■ **Data shown**:
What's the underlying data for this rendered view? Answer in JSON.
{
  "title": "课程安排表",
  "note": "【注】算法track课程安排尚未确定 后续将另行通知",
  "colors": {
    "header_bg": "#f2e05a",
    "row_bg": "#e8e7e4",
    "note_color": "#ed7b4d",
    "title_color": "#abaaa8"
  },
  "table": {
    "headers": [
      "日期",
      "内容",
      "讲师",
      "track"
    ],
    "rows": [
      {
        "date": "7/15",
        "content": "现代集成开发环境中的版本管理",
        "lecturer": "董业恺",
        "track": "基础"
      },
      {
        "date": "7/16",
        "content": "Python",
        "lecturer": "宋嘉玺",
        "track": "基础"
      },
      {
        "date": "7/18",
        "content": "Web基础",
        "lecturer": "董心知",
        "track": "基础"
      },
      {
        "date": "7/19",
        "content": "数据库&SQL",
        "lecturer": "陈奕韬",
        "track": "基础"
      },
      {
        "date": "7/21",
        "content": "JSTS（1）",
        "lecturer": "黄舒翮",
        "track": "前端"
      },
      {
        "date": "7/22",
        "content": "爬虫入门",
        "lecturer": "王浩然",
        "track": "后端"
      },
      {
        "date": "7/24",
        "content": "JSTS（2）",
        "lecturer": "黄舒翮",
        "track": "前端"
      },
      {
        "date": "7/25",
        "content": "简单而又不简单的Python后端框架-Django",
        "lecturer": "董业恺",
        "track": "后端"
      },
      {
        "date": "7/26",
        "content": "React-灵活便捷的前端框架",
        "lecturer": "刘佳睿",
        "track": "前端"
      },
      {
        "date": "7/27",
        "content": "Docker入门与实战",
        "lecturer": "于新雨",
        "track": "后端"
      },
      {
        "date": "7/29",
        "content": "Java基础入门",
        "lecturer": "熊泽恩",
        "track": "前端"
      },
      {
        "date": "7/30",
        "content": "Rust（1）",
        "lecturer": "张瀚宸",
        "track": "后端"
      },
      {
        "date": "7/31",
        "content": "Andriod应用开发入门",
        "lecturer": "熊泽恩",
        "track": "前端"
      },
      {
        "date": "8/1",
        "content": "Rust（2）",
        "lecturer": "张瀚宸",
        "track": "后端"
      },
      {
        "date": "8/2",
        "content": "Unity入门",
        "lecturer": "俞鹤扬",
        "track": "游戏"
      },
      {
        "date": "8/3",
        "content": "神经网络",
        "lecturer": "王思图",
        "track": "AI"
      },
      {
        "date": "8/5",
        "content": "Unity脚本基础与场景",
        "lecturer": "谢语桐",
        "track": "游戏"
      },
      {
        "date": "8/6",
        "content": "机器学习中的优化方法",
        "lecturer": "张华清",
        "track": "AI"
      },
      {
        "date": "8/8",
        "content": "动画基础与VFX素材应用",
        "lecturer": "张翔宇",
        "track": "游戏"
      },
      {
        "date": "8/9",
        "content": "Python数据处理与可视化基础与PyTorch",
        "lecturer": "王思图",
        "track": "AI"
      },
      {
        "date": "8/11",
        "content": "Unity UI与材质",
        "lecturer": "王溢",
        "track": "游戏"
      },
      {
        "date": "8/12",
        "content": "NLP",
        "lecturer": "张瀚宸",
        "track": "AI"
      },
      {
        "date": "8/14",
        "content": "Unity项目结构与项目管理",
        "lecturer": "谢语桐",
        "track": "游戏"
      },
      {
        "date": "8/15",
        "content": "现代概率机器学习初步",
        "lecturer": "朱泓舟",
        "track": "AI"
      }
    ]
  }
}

■ **Objective**:
Quote each line above in full, word for word.

■ **Completed exercise**:
What's the underlying data for this rendered view? Answer in JSON.
{
  "title": "课程安排表",
  "note": "【注】算法track课程安排尚未确定 后续将另行通知",
  "colors": {
    "header_bg": "#f2e05a",
    "row_bg": "#e8e7e4",
    "note_color": "#ed7b4d",
    "title_color": "#abaaa8"
  },
  "table": {
    "headers": [
      "日期",
      "内容",
      "讲师",
      "track"
    ],
    "rows": [
      {
        "date": "7/15",
        "content": "现代集成开发环境中的版本管理",
        "lecturer": "董业恺",
        "track": "基础"
      },
      {
        "date": "7/16",
        "content": "Python",
        "lecturer": "宋嘉玺",
        "track": "基础"
      },
      {
        "date": "7/18",
        "content": "Web基础",
        "lecturer": "董心知",
        "track": "基础"
      },
      {
        "date": "7/19",
        "content": "数据库&SQL",
        "lecturer": "陈奕韬",
        "track": "基础"
      },
      {
        "date": "7/21",
        "content": "JSTS（1）",
        "lecturer": "黄舒翮",
        "track": "前端"
      },
      {
        "date": "7/22",
        "content": "爬虫入门",
        "lecturer": "王浩然",
        "track": "后端"
      },
      {
        "date": "7/24",
        "content": "JSTS（2）",
        "lecturer": "黄舒翮",
        "track": "前端"
      },
      {
        "date": "7/25",
        "content": "简单而又不简单的Python后端框架-Django",
        "lecturer": "董业恺",
        "track": "后端"
      },
      {
        "date": "7/26",
        "content": "React-灵活便捷的前端框架",
        "lecturer": "刘佳睿",
        "track": "前端"
      },
      {
        "date": "7/27",
        "content": "Docker入门与实战",
        "lecturer": "于新雨",
        "track": "后端"
      },
      {
        "date": "7/29",
        "content": "Java基础入门",
        "lecturer": "熊泽恩",
        "track": "前端"
      },
      {
        "date": "7/30",
        "content": "Rust（1）",
        "lecturer": "张瀚宸",
        "track": "后端"
      },
      {
        "date": "7/31",
        "content": "Andriod应用开发入门",
        "lecturer": "熊泽恩",
        "track": "前端"
      },
      {
        "date": "8/1",
        "content": "Rust（2）",
        "lecturer": "张瀚宸",
        "track": "后端"
      },
      {
        "date": "8/2",
        "content": "Unity入门",
        "lecturer": "俞鹤扬",
        "track": "游戏"
      },
      {
        "date": "8/3",
        "content": "神经网络",
        "lecturer": "王思图",
        "track": "AI"
      },
      {
        "date": "8/5",
        "content": "Unity脚本基础与场景",
        "lecturer": "谢语桐",
        "track": "游戏"
      },
      {
        "date": "8/6",
        "content": "机器学习中的优化方法",
        "lecturer": "张华清",
        "track": "AI"
      },
      {
        "date": "8/8",
        "content": "动画基础与VFX素材应用",
        "lecturer": "张翔宇",
        "track": "游戏"
      },
      {
        "date": "8/9",
        "content": "Python数据处理与可视化基础与PyTorch",
        "lecturer": "王思图",
        "track": "AI"
      },
      {
        "date": "8/11",
        "content": "Unity UI与材质",
        "lecturer": "王溢",
        "track": "游戏"
      },
      {
        "date": "8/12",
        "content": "NLP",
        "lecturer": "张瀚宸",
        "track": "AI"
      },
      {
        "date": "8/14",
        "content": "Unity项目结构与项目管理",
        "lecturer": "谢语桐",
        "track": "游戏"
      },
      {
        "date": "8/15",
        "content": "现代概率机器学习初步",
        "lecturer": "朱泓舟",
        "track": "AI"
      }
    ]
  }
}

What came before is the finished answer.